Exercise directions
Extract each line where the string "Challenge" shows up.

Records to use
>> START

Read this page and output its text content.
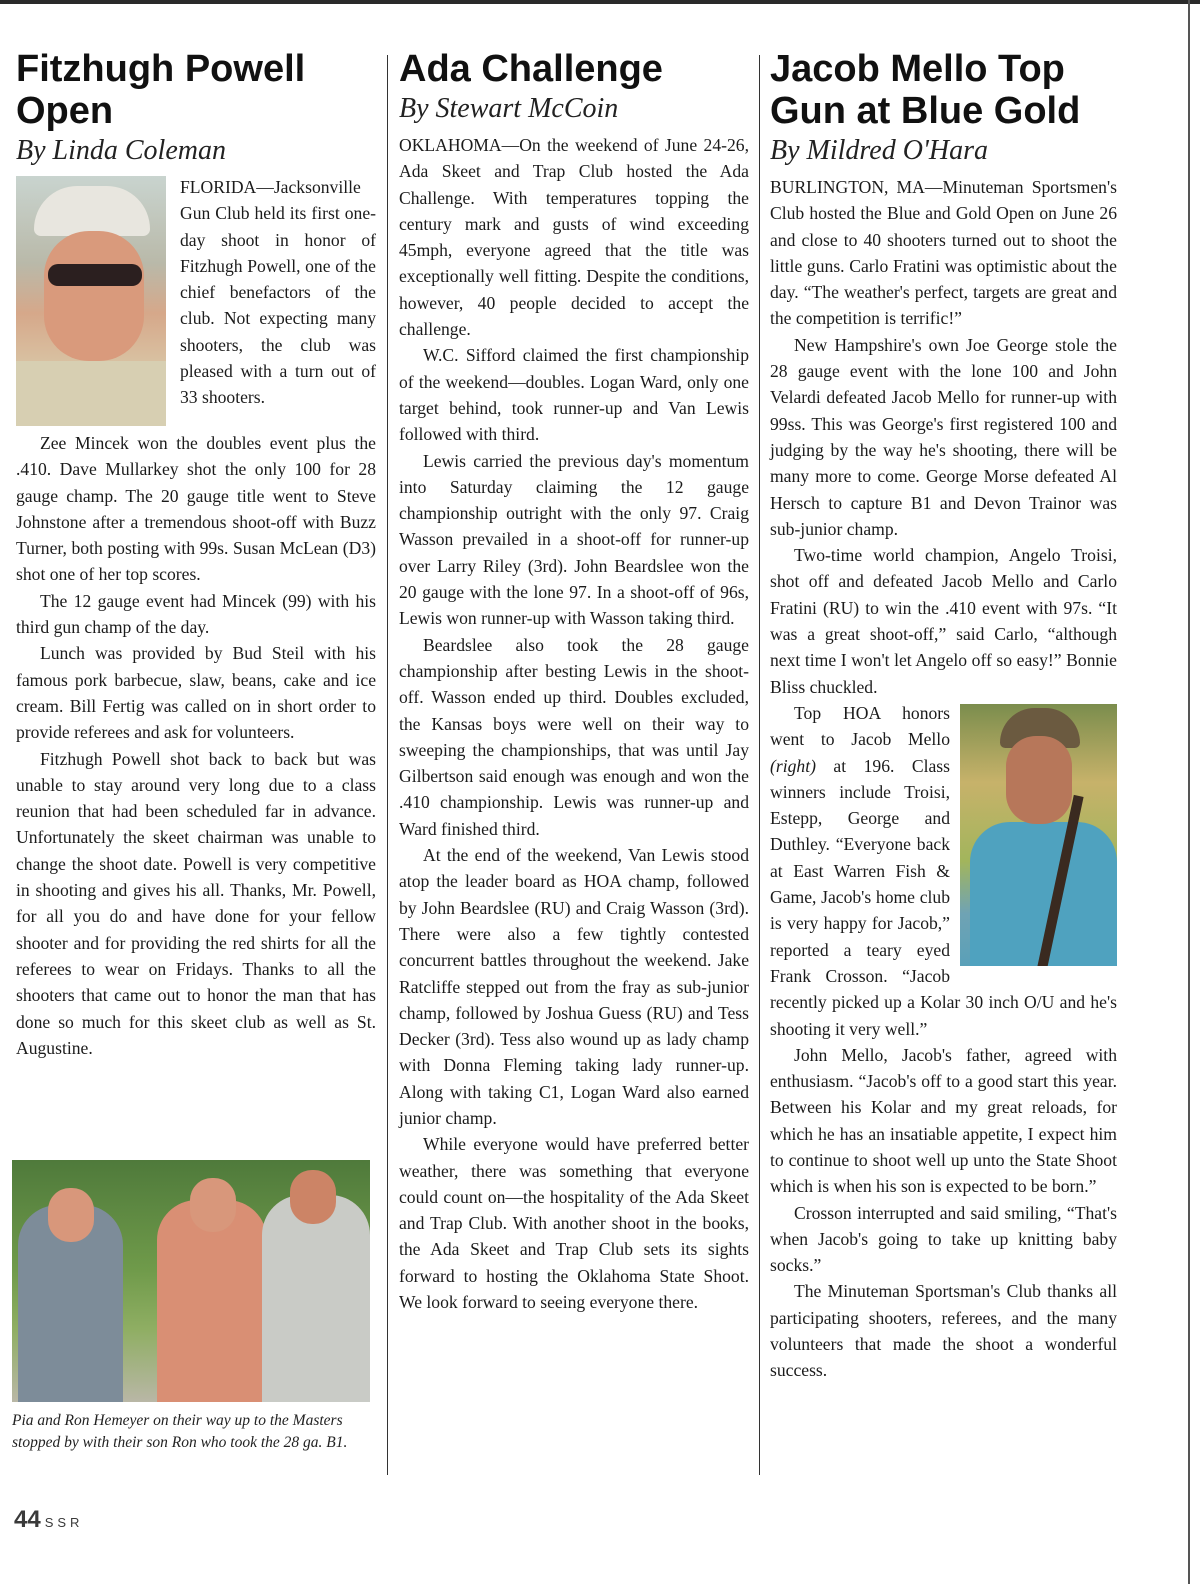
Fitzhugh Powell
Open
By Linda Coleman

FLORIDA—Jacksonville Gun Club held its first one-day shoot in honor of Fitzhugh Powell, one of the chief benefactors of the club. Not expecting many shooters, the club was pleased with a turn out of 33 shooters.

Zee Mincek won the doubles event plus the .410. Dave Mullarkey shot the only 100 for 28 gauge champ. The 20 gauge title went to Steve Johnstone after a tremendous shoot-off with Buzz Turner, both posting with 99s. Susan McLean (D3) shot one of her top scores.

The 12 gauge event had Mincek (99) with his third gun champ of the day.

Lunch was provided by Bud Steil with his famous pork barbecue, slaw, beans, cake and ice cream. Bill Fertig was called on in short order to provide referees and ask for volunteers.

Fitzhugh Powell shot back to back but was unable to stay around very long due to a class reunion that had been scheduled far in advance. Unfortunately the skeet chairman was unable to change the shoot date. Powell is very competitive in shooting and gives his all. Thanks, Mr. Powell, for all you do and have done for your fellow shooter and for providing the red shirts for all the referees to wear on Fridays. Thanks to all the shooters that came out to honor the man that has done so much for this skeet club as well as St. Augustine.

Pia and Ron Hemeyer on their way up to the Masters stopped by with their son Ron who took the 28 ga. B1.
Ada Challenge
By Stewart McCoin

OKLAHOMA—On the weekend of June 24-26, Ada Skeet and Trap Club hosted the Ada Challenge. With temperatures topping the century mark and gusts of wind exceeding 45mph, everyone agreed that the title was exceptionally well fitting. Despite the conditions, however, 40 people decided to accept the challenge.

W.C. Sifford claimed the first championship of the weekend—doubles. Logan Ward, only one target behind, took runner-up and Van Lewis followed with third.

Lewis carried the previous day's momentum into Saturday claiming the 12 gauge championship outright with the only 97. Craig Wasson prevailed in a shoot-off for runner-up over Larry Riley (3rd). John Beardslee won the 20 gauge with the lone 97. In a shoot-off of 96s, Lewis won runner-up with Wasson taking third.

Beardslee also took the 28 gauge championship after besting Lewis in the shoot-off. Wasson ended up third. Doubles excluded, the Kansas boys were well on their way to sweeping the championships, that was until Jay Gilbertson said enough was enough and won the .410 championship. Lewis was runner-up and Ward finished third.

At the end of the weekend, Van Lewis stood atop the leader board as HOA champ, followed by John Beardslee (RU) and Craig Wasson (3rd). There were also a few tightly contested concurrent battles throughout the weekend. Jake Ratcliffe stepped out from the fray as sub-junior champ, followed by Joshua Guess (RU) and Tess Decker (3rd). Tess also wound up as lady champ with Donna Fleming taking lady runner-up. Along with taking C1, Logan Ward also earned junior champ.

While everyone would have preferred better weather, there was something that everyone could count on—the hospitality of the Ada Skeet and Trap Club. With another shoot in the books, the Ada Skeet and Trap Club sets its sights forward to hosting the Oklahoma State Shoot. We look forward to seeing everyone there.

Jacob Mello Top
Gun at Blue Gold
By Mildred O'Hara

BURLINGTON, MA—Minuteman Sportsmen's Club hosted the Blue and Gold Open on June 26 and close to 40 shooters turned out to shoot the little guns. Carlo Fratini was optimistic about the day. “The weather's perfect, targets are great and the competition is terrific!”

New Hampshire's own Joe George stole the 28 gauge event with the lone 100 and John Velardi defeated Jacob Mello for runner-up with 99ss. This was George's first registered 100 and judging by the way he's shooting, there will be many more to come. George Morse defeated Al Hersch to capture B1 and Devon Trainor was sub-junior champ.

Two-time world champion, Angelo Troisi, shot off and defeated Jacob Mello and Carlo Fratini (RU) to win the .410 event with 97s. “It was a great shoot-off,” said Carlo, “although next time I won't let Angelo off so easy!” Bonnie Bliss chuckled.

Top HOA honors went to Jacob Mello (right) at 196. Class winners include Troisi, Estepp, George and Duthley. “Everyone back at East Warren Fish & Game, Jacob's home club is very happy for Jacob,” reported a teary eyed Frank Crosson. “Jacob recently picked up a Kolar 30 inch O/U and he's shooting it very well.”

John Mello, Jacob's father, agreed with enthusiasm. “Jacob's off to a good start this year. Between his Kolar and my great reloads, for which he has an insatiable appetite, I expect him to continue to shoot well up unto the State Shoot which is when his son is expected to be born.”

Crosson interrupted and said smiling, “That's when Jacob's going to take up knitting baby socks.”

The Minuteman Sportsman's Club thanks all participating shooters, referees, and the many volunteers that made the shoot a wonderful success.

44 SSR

>> END
>> START

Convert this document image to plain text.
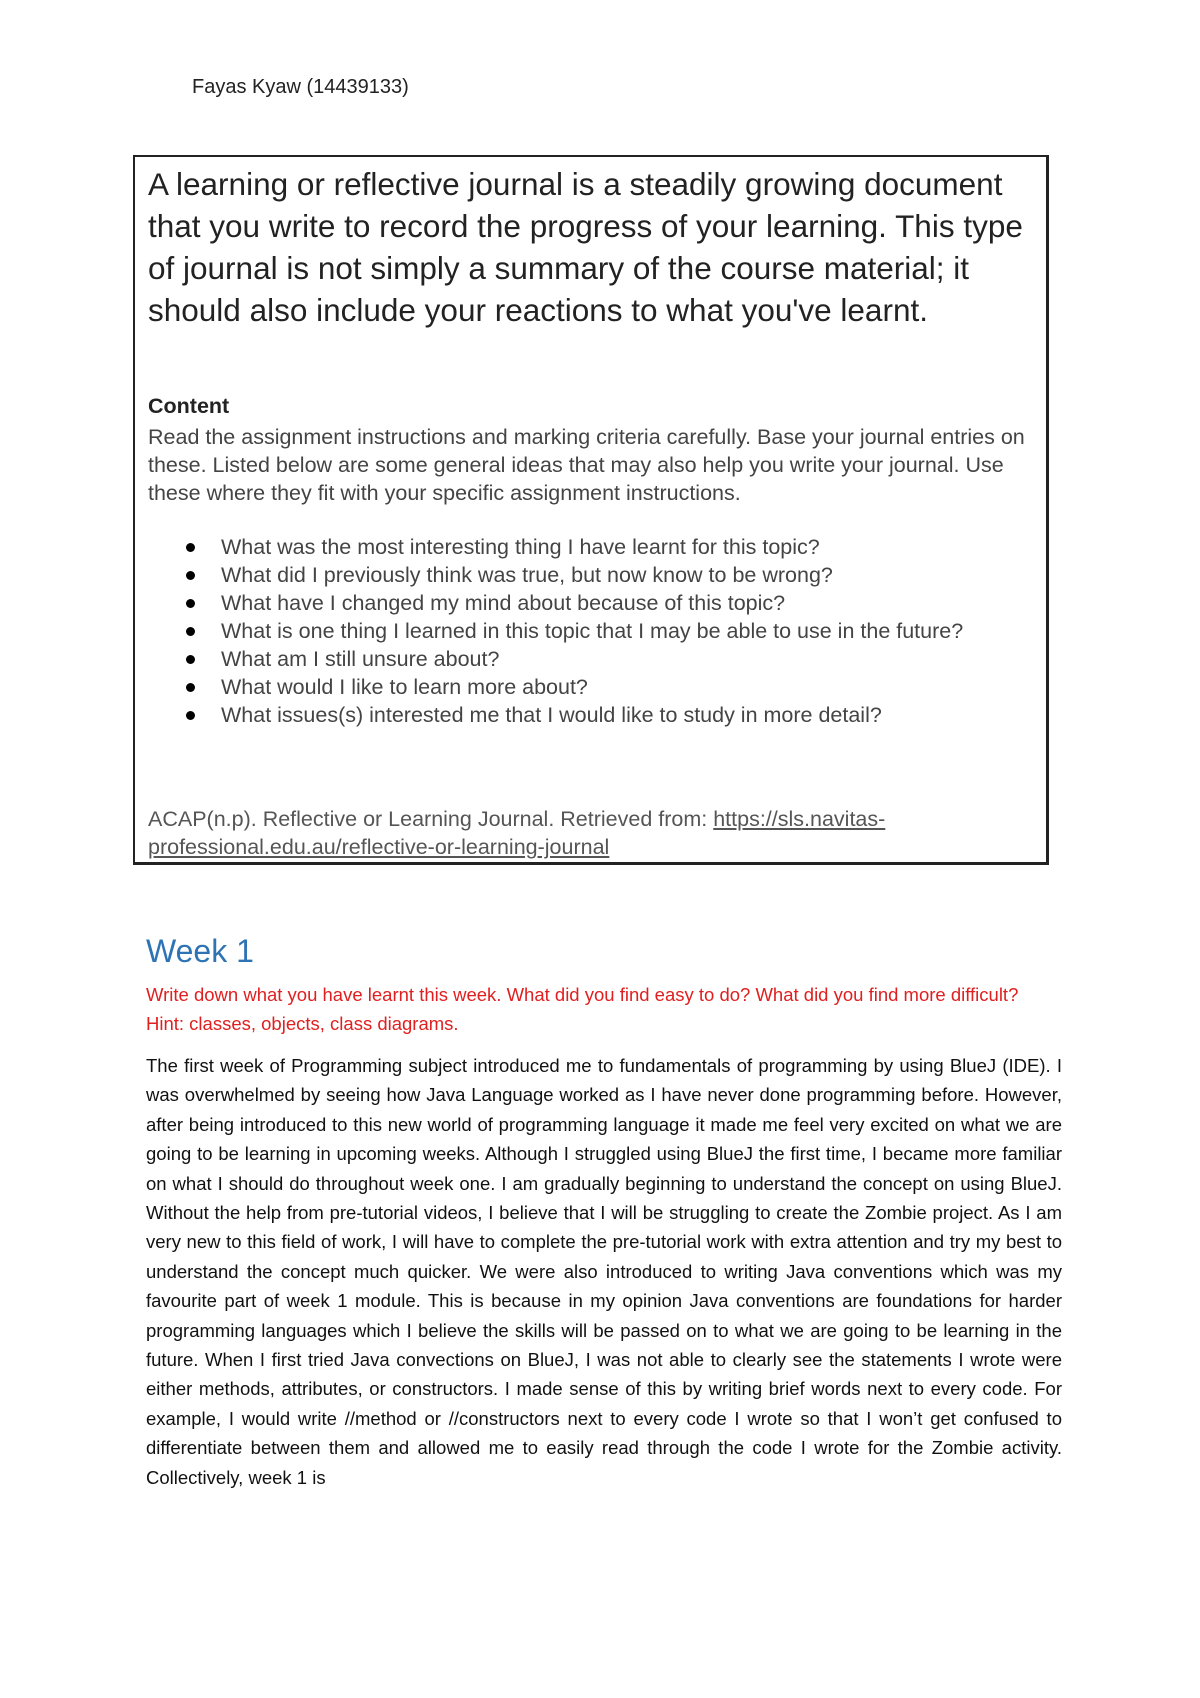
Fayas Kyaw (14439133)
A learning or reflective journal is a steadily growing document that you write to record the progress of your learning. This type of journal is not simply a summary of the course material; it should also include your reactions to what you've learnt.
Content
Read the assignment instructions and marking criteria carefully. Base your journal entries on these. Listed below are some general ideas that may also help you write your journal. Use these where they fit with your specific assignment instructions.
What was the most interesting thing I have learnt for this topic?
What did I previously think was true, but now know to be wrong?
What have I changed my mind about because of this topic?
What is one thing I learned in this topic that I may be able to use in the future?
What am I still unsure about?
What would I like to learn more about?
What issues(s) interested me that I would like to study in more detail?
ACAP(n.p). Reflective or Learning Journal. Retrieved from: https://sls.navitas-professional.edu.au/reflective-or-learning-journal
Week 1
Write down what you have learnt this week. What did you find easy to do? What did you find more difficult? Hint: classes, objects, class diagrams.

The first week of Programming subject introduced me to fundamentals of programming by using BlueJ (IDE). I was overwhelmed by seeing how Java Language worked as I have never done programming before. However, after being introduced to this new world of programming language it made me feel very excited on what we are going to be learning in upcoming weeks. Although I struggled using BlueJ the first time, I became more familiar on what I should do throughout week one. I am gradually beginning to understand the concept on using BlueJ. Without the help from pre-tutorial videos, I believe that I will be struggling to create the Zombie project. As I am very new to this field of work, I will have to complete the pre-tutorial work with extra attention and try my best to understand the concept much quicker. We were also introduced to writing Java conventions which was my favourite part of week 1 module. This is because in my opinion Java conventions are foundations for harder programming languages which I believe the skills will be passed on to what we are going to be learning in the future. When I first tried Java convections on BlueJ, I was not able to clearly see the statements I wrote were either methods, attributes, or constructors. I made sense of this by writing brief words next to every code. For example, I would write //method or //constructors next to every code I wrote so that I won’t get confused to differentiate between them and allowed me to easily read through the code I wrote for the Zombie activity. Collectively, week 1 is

>> END

Solution
Ada Challenge
OKLAHOMA—On the weekend of June 24-26, Ada Skeet and Trap Club hosted the Ada Challenge. With temperatures topping the century mark and gusts of wind exceeding 45mph, everyone agreed that the title was exceptionally well fitting. Despite the conditions, however, 40 people decided to accept the challenge.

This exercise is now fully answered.